## TASK
Treat the line containing "Read all visible content and emit it as JSON." as the first line and the final line of the material below as the last; reproduce that range exactly.
* start DATASET ROWS *
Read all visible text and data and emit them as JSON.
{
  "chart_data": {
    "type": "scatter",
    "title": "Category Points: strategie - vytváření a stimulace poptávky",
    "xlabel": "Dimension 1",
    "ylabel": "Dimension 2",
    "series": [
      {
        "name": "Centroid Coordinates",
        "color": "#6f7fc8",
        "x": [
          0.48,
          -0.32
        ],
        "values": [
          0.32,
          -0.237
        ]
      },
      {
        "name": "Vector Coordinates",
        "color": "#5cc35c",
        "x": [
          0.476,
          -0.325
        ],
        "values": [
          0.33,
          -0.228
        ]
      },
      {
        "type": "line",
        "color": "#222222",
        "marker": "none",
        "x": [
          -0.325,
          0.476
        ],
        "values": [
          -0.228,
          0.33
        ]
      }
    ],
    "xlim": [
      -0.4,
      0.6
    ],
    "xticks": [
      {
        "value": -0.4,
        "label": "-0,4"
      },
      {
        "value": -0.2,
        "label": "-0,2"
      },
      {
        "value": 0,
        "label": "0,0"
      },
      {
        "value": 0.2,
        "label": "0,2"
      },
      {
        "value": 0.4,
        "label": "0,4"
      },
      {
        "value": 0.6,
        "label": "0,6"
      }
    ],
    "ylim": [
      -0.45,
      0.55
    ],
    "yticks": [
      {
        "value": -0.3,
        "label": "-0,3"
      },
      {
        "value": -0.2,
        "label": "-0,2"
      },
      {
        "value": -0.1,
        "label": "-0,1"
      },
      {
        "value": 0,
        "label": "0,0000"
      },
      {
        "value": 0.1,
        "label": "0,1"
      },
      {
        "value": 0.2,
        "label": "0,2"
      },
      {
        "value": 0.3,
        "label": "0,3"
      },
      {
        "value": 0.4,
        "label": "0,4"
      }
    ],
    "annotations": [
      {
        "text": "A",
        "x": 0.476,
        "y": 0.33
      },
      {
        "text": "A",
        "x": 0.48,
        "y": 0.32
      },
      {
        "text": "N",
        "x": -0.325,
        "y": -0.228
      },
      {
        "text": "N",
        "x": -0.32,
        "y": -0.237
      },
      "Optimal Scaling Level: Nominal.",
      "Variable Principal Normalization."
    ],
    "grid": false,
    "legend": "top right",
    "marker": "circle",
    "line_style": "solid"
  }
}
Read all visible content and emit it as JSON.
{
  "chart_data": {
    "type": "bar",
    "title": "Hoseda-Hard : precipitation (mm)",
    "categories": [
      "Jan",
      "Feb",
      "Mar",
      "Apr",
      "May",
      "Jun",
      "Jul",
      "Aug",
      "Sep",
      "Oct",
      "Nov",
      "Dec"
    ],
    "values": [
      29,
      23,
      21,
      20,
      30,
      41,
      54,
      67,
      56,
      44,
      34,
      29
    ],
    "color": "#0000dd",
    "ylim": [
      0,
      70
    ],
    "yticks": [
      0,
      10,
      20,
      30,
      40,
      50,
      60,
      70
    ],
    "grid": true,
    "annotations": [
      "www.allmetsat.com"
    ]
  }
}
* end DATASET ROWS *
## EXERCISE RESULT
Read all visible content and emit it as JSON.
{
  "chart_data": {
    "type": "bar",
    "title": "Hoseda-Hard : precipitation (mm)",
    "categories": [
      "Jan",
      "Feb",
      "Mar",
      "Apr",
      "May",
      "Jun",
      "Jul",
      "Aug",
      "Sep",
      "Oct",
      "Nov",
      "Dec"
    ],
    "values": [
      29,
      23,
      21,
      20,
      30,
      41,
      54,
      67,
      56,
      44,
      34,
      29
    ],
    "color": "#0000dd",
    "ylim": [
      0,
      70
    ],
    "yticks": [
      0,
      10,
      20,
      30,
      40,
      50,
      60,
      70
    ],
    "grid": true,
    "annotations": [
      "www.allmetsat.com"
    ]
  }
}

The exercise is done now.